• [What is being asked]
Repeat the entire listing exactly as written.

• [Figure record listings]
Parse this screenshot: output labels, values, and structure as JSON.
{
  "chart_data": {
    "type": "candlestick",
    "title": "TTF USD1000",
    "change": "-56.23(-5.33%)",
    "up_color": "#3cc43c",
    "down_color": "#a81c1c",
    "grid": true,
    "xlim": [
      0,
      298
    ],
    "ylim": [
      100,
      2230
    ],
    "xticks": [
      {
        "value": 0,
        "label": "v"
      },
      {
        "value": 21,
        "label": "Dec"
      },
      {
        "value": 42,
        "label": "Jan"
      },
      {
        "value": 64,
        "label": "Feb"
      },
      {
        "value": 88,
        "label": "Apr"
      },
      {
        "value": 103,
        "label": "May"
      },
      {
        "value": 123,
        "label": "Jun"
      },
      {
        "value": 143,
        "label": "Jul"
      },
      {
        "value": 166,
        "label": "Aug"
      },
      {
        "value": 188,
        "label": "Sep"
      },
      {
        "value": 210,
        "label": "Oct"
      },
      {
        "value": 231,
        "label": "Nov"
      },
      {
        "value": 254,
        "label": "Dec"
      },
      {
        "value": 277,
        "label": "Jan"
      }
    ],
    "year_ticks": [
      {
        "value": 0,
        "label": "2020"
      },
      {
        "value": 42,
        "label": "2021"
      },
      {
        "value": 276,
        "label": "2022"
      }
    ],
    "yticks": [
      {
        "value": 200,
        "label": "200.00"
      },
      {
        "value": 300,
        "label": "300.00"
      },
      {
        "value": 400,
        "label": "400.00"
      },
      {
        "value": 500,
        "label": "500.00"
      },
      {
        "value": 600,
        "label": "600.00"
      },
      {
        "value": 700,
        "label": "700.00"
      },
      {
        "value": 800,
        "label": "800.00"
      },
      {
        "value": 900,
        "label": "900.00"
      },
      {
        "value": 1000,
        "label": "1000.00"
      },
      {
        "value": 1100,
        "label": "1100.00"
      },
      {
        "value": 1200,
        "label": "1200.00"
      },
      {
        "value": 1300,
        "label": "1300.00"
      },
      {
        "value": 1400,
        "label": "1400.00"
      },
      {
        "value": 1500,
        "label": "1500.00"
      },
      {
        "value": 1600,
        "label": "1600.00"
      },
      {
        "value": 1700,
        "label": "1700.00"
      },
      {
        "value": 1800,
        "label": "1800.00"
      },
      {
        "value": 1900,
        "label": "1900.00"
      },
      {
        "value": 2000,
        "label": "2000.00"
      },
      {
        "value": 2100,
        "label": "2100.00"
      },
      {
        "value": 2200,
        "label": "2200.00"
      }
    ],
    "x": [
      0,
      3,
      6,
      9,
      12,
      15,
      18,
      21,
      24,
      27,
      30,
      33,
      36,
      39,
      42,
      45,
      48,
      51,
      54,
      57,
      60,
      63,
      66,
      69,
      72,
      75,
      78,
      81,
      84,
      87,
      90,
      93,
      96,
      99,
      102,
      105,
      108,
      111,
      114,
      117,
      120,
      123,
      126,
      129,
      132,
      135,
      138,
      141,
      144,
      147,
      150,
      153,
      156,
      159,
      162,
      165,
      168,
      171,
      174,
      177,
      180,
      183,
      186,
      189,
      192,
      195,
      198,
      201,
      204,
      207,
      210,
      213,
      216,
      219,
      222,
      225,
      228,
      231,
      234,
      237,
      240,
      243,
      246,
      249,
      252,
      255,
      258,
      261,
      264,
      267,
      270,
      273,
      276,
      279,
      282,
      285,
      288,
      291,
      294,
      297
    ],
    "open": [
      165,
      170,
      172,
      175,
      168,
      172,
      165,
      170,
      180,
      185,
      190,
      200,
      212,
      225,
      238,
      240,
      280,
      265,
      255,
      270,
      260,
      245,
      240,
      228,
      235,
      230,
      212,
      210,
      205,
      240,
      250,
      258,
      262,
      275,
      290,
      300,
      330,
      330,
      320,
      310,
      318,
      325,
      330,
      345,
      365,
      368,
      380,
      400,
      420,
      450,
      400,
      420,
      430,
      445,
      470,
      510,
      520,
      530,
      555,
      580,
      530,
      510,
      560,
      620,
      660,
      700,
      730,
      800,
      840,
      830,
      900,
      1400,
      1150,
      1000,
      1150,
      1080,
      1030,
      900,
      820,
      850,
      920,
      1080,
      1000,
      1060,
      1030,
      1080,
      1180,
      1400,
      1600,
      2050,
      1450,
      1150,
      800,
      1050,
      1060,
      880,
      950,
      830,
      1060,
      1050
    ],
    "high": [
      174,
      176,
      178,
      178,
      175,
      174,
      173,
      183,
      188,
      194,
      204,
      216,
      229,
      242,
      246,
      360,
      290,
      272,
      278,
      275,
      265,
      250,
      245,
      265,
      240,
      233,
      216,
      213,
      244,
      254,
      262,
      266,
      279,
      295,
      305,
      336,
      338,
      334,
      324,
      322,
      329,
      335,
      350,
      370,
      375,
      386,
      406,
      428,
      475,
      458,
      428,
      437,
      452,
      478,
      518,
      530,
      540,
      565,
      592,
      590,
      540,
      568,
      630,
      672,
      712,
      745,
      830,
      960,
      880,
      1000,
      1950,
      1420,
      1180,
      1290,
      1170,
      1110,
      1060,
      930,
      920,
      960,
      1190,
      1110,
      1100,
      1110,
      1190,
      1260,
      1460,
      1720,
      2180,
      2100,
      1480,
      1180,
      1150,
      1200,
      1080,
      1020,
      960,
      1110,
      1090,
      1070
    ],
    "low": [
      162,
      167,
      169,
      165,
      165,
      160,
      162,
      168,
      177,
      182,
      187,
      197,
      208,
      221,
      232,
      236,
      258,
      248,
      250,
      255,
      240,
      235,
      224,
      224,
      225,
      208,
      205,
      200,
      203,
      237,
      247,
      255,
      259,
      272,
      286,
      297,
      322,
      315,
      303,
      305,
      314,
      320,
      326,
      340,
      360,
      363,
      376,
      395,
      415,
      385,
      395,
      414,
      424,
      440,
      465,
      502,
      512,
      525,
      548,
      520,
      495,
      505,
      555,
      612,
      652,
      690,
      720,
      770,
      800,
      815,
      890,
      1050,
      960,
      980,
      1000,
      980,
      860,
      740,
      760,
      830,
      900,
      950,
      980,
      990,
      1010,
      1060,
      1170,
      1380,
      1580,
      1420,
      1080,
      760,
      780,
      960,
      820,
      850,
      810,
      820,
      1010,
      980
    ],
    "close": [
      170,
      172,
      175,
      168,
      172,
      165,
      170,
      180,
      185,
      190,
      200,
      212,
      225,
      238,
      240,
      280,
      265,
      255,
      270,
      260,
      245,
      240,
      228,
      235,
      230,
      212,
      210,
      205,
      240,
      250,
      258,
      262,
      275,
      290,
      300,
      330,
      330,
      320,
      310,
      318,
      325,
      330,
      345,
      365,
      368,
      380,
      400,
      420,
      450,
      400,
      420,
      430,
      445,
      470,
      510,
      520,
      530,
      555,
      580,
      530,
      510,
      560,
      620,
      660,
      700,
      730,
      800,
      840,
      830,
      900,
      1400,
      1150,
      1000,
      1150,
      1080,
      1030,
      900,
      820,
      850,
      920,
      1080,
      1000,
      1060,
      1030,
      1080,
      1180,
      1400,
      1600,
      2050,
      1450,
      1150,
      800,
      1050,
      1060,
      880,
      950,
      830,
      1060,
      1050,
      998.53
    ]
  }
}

• [Worked solution]
Parse this screenshot: output labels, values, and structure as JSON.
{
  "chart_data": {
    "type": "candlestick",
    "title": "TTF USD1000",
    "change": "-56.23(-5.33%)",
    "up_color": "#3cc43c",
    "down_color": "#a81c1c",
    "grid": true,
    "xlim": [
      0,
      298
    ],
    "ylim": [
      100,
      2230
    ],
    "xticks": [
      {
        "value": 0,
        "label": "v"
      },
      {
        "value": 21,
        "label": "Dec"
      },
      {
        "value": 42,
        "label": "Jan"
      },
      {
        "value": 64,
        "label": "Feb"
      },
      {
        "value": 88,
        "label": "Apr"
      },
      {
        "value": 103,
        "label": "May"
      },
      {
        "value": 123,
        "label": "Jun"
      },
      {
        "value": 143,
        "label": "Jul"
      },
      {
        "value": 166,
        "label": "Aug"
      },
      {
        "value": 188,
        "label": "Sep"
      },
      {
        "value": 210,
        "label": "Oct"
      },
      {
        "value": 231,
        "label": "Nov"
      },
      {
        "value": 254,
        "label": "Dec"
      },
      {
        "value": 277,
        "label": "Jan"
      }
    ],
    "year_ticks": [
      {
        "value": 0,
        "label": "2020"
      },
      {
        "value": 42,
        "label": "2021"
      },
      {
        "value": 276,
        "label": "2022"
      }
    ],
    "yticks": [
      {
        "value": 200,
        "label": "200.00"
      },
      {
        "value": 300,
        "label": "300.00"
      },
      {
        "value": 400,
        "label": "400.00"
      },
      {
        "value": 500,
        "label": "500.00"
      },
      {
        "value": 600,
        "label": "600.00"
      },
      {
        "value": 700,
        "label": "700.00"
      },
      {
        "value": 800,
        "label": "800.00"
      },
      {
        "value": 900,
        "label": "900.00"
      },
      {
        "value": 1000,
        "label": "1000.00"
      },
      {
        "value": 1100,
        "label": "1100.00"
      },
      {
        "value": 1200,
        "label": "1200.00"
      },
      {
        "value": 1300,
        "label": "1300.00"
      },
      {
        "value": 1400,
        "label": "1400.00"
      },
      {
        "value": 1500,
        "label": "1500.00"
      },
      {
        "value": 1600,
        "label": "1600.00"
      },
      {
        "value": 1700,
        "label": "1700.00"
      },
      {
        "value": 1800,
        "label": "1800.00"
      },
      {
        "value": 1900,
        "label": "1900.00"
      },
      {
        "value": 2000,
        "label": "2000.00"
      },
      {
        "value": 2100,
        "label": "2100.00"
      },
      {
        "value": 2200,
        "label": "2200.00"
      }
    ],
    "x": [
      0,
      3,
      6,
      9,
      12,
      15,
      18,
      21,
      24,
      27,
      30,
      33,
      36,
      39,
      42,
      45,
      48,
      51,
      54,
      57,
      60,
      63,
      66,
      69,
      72,
      75,
      78,
      81,
      84,
      87,
      90,
      93,
      96,
      99,
      102,
      105,
      108,
      111,
      114,
      117,
      120,
      123,
      126,
      129,
      132,
      135,
      138,
      141,
      144,
      147,
      150,
      153,
      156,
      159,
      162,
      165,
      168,
      171,
      174,
      177,
      180,
      183,
      186,
      189,
      192,
      195,
      198,
      201,
      204,
      207,
      210,
      213,
      216,
      219,
      222,
      225,
      228,
      231,
      234,
      237,
      240,
      243,
      246,
      249,
      252,
      255,
      258,
      261,
      264,
      267,
      270,
      273,
      276,
      279,
      282,
      285,
      288,
      291,
      294,
      297
    ],
    "open": [
      165,
      170,
      172,
      175,
      168,
      172,
      165,
      170,
      180,
      185,
      190,
      200,
      212,
      225,
      238,
      240,
      280,
      265,
      255,
      270,
      260,
      245,
      240,
      228,
      235,
      230,
      212,
      210,
      205,
      240,
      250,
      258,
      262,
      275,
      290,
      300,
      330,
      330,
      320,
      310,
      318,
      325,
      330,
      345,
      365,
      368,
      380,
      400,
      420,
      450,
      400,
      420,
      430,
      445,
      470,
      510,
      520,
      530,
      555,
      580,
      530,
      510,
      560,
      620,
      660,
      700,
      730,
      800,
      840,
      830,
      900,
      1400,
      1150,
      1000,
      1150,
      1080,
      1030,
      900,
      820,
      850,
      920,
      1080,
      1000,
      1060,
      1030,
      1080,
      1180,
      1400,
      1600,
      2050,
      1450,
      1150,
      800,
      1050,
      1060,
      880,
      950,
      830,
      1060,
      1050
    ],
    "high": [
      174,
      176,
      178,
      178,
      175,
      174,
      173,
      183,
      188,
      194,
      204,
      216,
      229,
      242,
      246,
      360,
      290,
      272,
      278,
      275,
      265,
      250,
      245,
      265,
      240,
      233,
      216,
      213,
      244,
      254,
      262,
      266,
      279,
      295,
      305,
      336,
      338,
      334,
      324,
      322,
      329,
      335,
      350,
      370,
      375,
      386,
      406,
      428,
      475,
      458,
      428,
      437,
      452,
      478,
      518,
      530,
      540,
      565,
      592,
      590,
      540,
      568,
      630,
      672,
      712,
      745,
      830,
      960,
      880,
      1000,
      1950,
      1420,
      1180,
      1290,
      1170,
      1110,
      1060,
      930,
      920,
      960,
      1190,
      1110,
      1100,
      1110,
      1190,
      1260,
      1460,
      1720,
      2180,
      2100,
      1480,
      1180,
      1150,
      1200,
      1080,
      1020,
      960,
      1110,
      1090,
      1070
    ],
    "low": [
      162,
      167,
      169,
      165,
      165,
      160,
      162,
      168,
      177,
      182,
      187,
      197,
      208,
      221,
      232,
      236,
      258,
      248,
      250,
      255,
      240,
      235,
      224,
      224,
      225,
      208,
      205,
      200,
      203,
      237,
      247,
      255,
      259,
      272,
      286,
      297,
      322,
      315,
      303,
      305,
      314,
      320,
      326,
      340,
      360,
      363,
      376,
      395,
      415,
      385,
      395,
      414,
      424,
      440,
      465,
      502,
      512,
      525,
      548,
      520,
      495,
      505,
      555,
      612,
      652,
      690,
      720,
      770,
      800,
      815,
      890,
      1050,
      960,
      980,
      1000,
      980,
      860,
      740,
      760,
      830,
      900,
      950,
      980,
      990,
      1010,
      1060,
      1170,
      1380,
      1580,
      1420,
      1080,
      760,
      780,
      960,
      820,
      850,
      810,
      820,
      1010,
      980
    ],
    "close": [
      170,
      172,
      175,
      168,
      172,
      165,
      170,
      180,
      185,
      190,
      200,
      212,
      225,
      238,
      240,
      280,
      265,
      255,
      270,
      260,
      245,
      240,
      228,
      235,
      230,
      212,
      210,
      205,
      240,
      250,
      258,
      262,
      275,
      290,
      300,
      330,
      330,
      320,
      310,
      318,
      325,
      330,
      345,
      365,
      368,
      380,
      400,
      420,
      450,
      400,
      420,
      430,
      445,
      470,
      510,
      520,
      530,
      555,
      580,
      530,
      510,
      560,
      620,
      660,
      700,
      730,
      800,
      840,
      830,
      900,
      1400,
      1150,
      1000,
      1150,
      1080,
      1030,
      900,
      820,
      850,
      920,
      1080,
      1000,
      1060,
      1030,
      1080,
      1180,
      1400,
      1600,
      2050,
      1450,
      1150,
      800,
      1050,
      1060,
      880,
      950,
      830,
      1060,
      1050,
      998.53
    ]
  }
}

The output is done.